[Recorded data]
----

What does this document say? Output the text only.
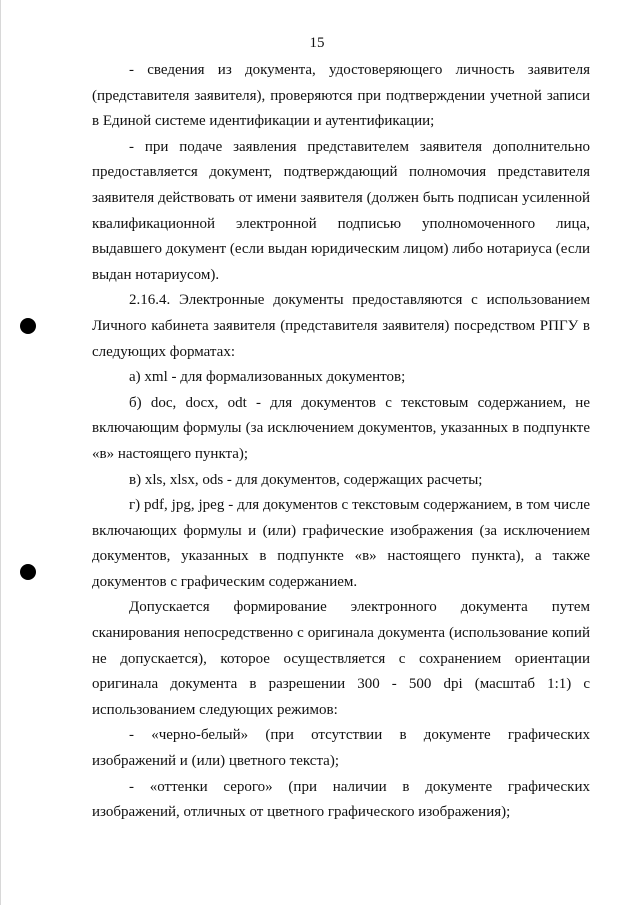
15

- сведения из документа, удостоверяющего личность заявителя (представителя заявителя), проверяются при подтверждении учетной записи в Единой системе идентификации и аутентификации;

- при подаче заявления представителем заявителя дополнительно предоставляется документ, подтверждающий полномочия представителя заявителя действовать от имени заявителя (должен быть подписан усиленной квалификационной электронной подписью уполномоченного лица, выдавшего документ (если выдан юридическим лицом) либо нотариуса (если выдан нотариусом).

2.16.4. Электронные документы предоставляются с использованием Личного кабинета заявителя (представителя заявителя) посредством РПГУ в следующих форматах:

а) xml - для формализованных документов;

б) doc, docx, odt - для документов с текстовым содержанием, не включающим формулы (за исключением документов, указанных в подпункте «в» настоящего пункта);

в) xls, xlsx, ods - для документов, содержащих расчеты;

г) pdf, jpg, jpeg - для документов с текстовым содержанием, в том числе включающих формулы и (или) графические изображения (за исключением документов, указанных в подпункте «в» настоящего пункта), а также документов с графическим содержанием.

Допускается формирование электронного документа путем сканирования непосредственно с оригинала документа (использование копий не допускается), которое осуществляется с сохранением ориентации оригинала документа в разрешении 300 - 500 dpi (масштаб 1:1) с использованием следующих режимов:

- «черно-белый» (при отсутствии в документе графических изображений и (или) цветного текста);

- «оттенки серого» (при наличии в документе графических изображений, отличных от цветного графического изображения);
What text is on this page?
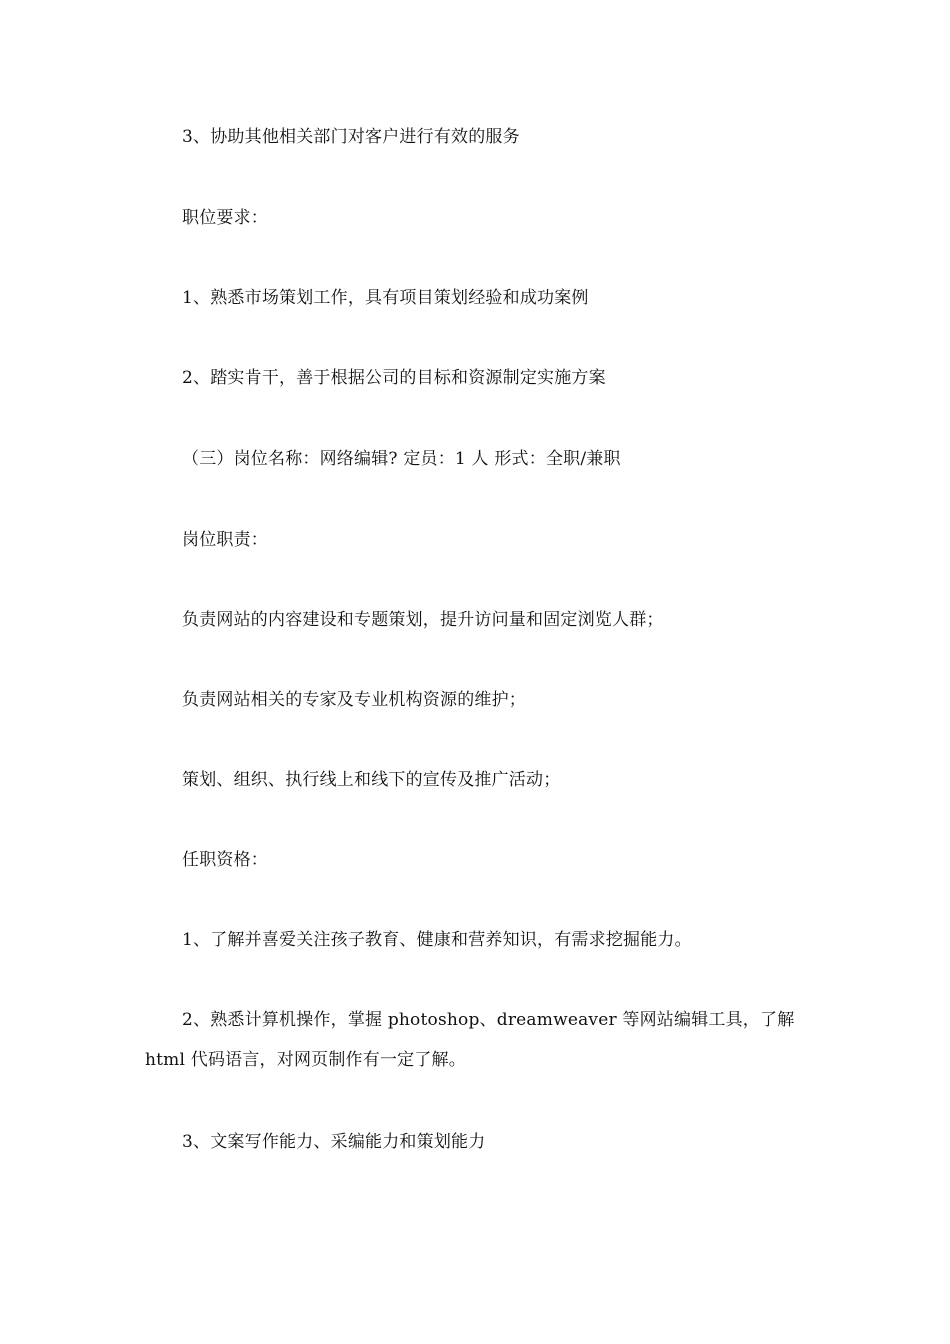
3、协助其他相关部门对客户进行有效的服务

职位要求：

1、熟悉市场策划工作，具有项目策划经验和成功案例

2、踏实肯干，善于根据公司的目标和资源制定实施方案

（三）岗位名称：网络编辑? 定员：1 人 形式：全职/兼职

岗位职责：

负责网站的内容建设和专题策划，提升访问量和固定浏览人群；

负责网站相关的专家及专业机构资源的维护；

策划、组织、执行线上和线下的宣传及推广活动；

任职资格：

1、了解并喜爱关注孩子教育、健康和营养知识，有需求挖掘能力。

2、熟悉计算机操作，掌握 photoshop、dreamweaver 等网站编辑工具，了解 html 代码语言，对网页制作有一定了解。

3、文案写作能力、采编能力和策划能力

----

Leave out the pictures and print each record exactly as it stands.

▶ [Solution to this task]:
What does this document say? Output the text only.
15

- сведения из документа, удостоверяющего личность заявителя (представителя заявителя), проверяются при подтверждении учетной записи в Единой системе идентификации и аутентификации;

- при подаче заявления представителем заявителя дополнительно предоставляется документ, подтверждающий полномочия представителя заявителя действовать от имени заявителя (должен быть подписан усиленной квалификационной электронной подписью уполномоченного лица, выдавшего документ (если выдан юридическим лицом) либо нотариуса (если выдан нотариусом).

2.16.4. Электронные документы предоставляются с использованием Личного кабинета заявителя (представителя заявителя) посредством РПГУ в следующих форматах:

а) xml - для формализованных документов;

б) doc, docx, odt - для документов с текстовым содержанием, не включающим формулы (за исключением документов, указанных в подпункте «в» настоящего пункта);

в) xls, xlsx, ods - для документов, содержащих расчеты;

г) pdf, jpg, jpeg - для документов с текстовым содержанием, в том числе включающих формулы и (или) графические изображения (за исключением документов, указанных в подпункте «в» настоящего пункта), а также документов с графическим содержанием.

Допускается формирование электронного документа путем сканирования непосредственно с оригинала документа (использование копий не допускается), которое осуществляется с сохранением ориентации оригинала документа в разрешении 300 - 500 dpi (масштаб 1:1) с использованием следующих режимов:

- «черно-белый» (при отсутствии в документе графических изображений и (или) цветного текста);

- «оттенки серого» (при наличии в документе графических изображений, отличных от цветного графического изображения);
What text is on this page?
3、协助其他相关部门对客户进行有效的服务

职位要求：

1、熟悉市场策划工作，具有项目策划经验和成功案例

2、踏实肯干，善于根据公司的目标和资源制定实施方案

（三）岗位名称：网络编辑? 定员：1 人 形式：全职/兼职

岗位职责：

负责网站的内容建设和专题策划，提升访问量和固定浏览人群；

负责网站相关的专家及专业机构资源的维护；

策划、组织、执行线上和线下的宣传及推广活动；

任职资格：

1、了解并喜爱关注孩子教育、健康和营养知识，有需求挖掘能力。

2、熟悉计算机操作，掌握 photoshop、dreamweaver 等网站编辑工具，了解 html 代码语言，对网页制作有一定了解。

3、文案写作能力、采编能力和策划能力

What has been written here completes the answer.